## [Given data]

================

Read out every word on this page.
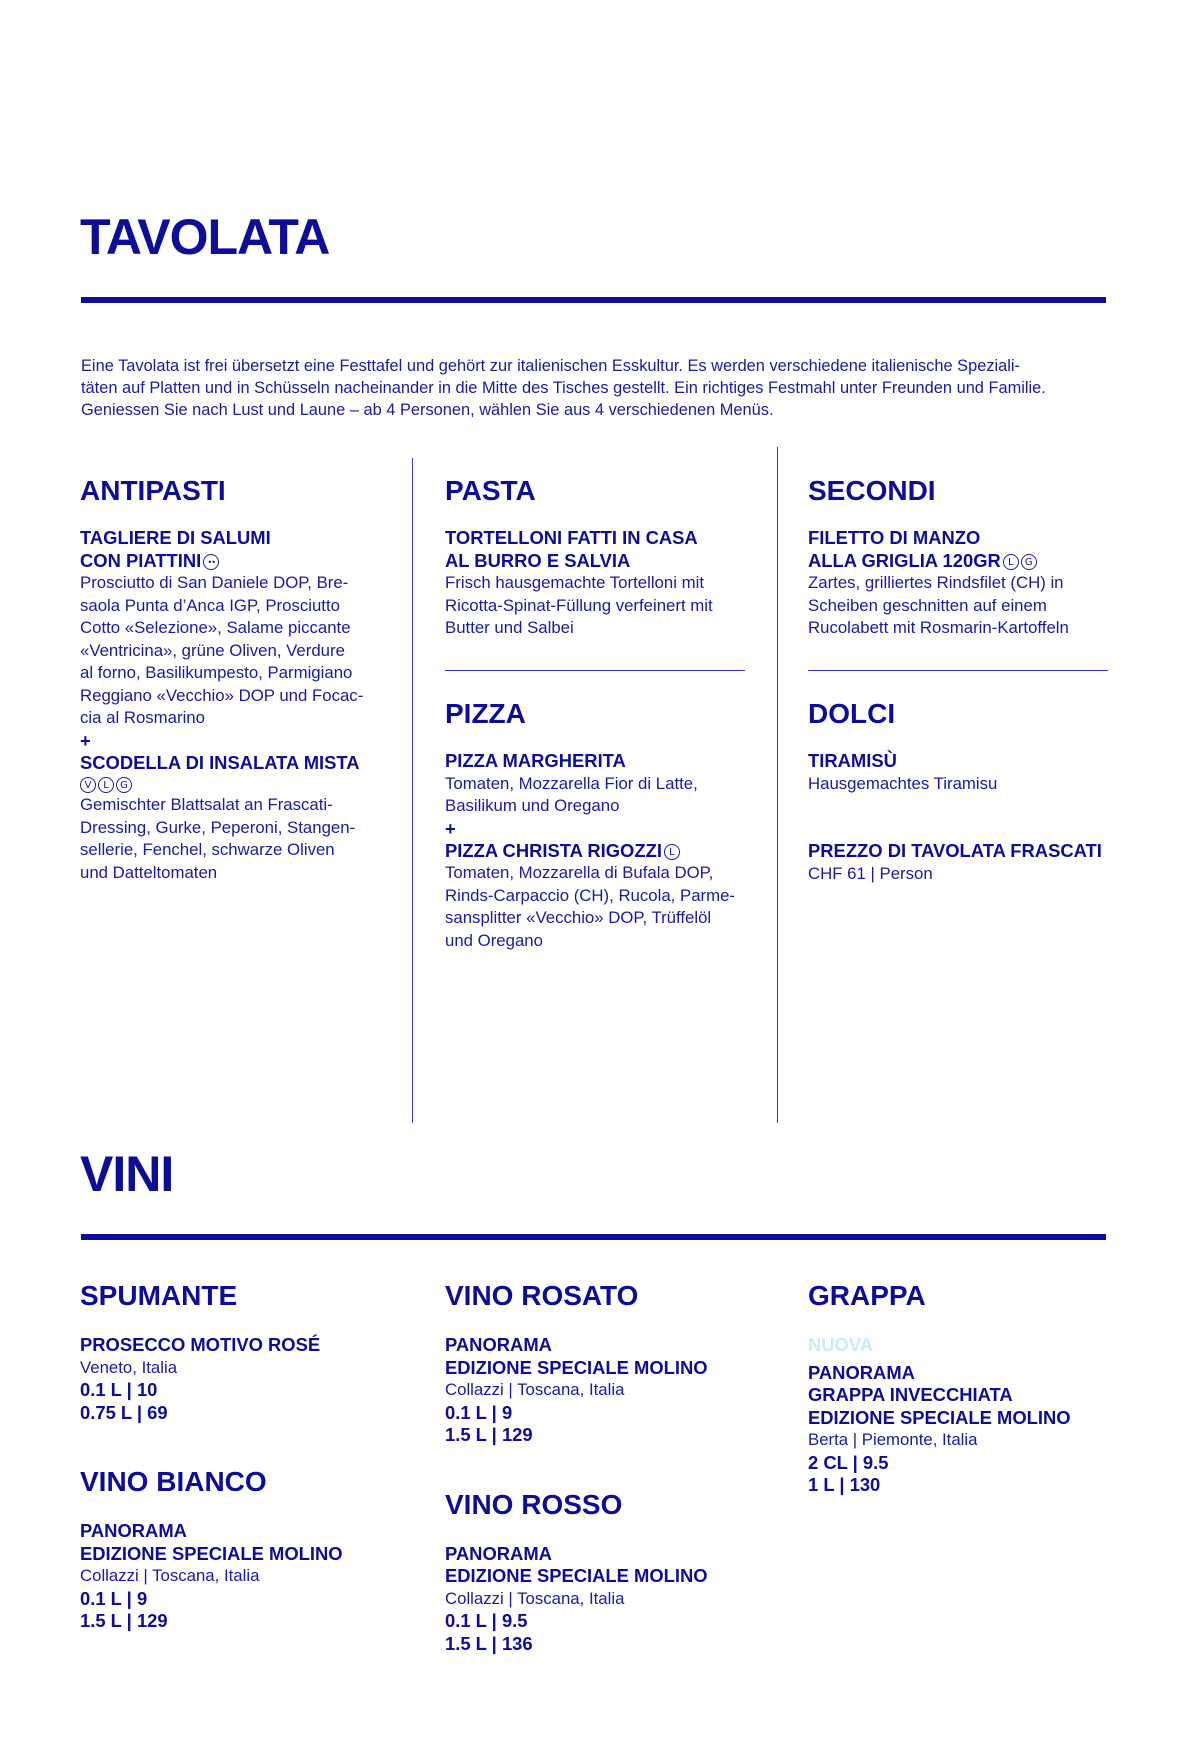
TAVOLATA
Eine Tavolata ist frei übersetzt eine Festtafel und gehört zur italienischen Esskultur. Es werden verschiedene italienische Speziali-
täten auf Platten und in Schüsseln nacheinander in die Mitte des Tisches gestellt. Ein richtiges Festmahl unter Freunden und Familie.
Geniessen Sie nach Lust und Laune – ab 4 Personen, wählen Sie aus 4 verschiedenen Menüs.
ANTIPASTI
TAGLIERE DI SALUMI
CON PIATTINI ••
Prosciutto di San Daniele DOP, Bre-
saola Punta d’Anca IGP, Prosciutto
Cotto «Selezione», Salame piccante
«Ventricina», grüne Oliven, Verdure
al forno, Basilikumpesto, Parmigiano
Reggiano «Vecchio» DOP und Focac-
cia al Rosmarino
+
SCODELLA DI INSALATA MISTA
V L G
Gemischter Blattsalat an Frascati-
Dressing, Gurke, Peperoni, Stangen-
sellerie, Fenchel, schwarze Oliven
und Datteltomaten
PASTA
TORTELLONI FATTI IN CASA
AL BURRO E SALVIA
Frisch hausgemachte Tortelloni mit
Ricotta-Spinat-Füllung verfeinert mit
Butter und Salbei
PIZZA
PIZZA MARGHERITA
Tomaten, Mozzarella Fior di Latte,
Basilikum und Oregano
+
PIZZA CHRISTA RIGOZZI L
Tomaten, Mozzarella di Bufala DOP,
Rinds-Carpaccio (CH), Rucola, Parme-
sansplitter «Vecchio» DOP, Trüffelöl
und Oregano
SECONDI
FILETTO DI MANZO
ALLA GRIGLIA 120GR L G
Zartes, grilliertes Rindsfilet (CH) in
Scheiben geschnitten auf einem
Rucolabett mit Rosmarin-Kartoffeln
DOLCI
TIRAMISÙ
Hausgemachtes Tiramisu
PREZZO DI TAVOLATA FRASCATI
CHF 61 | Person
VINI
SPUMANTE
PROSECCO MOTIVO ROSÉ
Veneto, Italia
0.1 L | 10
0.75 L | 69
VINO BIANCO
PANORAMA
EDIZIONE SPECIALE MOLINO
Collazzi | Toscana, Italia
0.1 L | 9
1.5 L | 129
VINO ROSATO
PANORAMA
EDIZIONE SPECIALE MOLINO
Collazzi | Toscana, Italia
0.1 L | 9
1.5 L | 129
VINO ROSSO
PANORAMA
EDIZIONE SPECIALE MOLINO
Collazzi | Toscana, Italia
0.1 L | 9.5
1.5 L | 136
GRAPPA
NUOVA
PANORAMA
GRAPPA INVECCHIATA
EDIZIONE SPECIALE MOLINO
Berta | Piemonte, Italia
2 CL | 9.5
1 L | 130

================

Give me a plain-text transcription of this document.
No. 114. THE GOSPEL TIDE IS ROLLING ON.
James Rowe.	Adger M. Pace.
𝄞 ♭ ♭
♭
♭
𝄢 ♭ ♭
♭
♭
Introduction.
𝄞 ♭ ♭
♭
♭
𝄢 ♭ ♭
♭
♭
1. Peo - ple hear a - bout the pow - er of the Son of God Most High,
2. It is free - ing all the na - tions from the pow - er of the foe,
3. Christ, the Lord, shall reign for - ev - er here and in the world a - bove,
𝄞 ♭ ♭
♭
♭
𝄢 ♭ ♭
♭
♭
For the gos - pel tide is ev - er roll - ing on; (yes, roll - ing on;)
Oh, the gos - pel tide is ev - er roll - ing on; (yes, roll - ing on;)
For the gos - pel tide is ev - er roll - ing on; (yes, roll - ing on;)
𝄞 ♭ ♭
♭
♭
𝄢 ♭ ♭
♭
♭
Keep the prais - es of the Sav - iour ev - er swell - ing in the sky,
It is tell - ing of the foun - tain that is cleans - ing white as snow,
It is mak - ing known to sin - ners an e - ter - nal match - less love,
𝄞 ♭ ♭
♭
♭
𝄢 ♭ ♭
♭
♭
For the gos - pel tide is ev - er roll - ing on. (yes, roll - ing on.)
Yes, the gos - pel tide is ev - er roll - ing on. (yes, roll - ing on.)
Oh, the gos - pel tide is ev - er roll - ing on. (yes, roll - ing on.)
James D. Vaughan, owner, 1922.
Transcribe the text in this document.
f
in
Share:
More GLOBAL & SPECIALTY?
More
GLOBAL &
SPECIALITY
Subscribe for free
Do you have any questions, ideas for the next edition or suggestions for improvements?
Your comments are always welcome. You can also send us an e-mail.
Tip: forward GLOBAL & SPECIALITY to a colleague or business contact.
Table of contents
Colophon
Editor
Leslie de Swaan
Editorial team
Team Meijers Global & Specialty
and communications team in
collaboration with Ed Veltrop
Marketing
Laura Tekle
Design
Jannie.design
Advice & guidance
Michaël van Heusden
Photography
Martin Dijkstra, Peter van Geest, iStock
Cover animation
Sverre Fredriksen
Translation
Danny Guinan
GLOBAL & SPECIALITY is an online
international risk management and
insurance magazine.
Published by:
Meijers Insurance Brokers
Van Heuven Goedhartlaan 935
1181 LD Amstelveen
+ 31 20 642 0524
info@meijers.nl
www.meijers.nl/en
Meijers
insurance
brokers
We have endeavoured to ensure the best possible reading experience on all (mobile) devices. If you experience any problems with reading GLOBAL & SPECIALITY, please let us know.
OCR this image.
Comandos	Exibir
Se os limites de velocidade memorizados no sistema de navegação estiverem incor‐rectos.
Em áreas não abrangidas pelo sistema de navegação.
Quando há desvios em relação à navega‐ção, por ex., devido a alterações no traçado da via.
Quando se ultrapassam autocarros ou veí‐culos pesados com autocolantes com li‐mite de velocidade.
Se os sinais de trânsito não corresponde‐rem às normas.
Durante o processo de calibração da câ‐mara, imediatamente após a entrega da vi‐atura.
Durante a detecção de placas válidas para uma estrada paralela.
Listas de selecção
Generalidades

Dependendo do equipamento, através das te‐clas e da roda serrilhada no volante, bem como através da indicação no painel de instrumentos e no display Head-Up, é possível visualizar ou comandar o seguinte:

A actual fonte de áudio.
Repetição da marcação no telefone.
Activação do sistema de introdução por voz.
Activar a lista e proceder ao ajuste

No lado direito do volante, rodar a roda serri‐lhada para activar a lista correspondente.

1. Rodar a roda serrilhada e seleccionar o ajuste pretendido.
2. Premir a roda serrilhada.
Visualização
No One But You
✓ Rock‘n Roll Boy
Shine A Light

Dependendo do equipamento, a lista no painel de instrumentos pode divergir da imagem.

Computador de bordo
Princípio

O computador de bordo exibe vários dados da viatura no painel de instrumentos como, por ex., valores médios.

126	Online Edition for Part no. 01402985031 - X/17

================

## [Exercise description]
In the records above, find each line with the word "para" and copy it.

## [Answer to this task]
Durante a detecção de placas válidas para uma estrada paralela.
No lado direito do volante, rodar a roda serri‐lhada para activar a lista correspondente.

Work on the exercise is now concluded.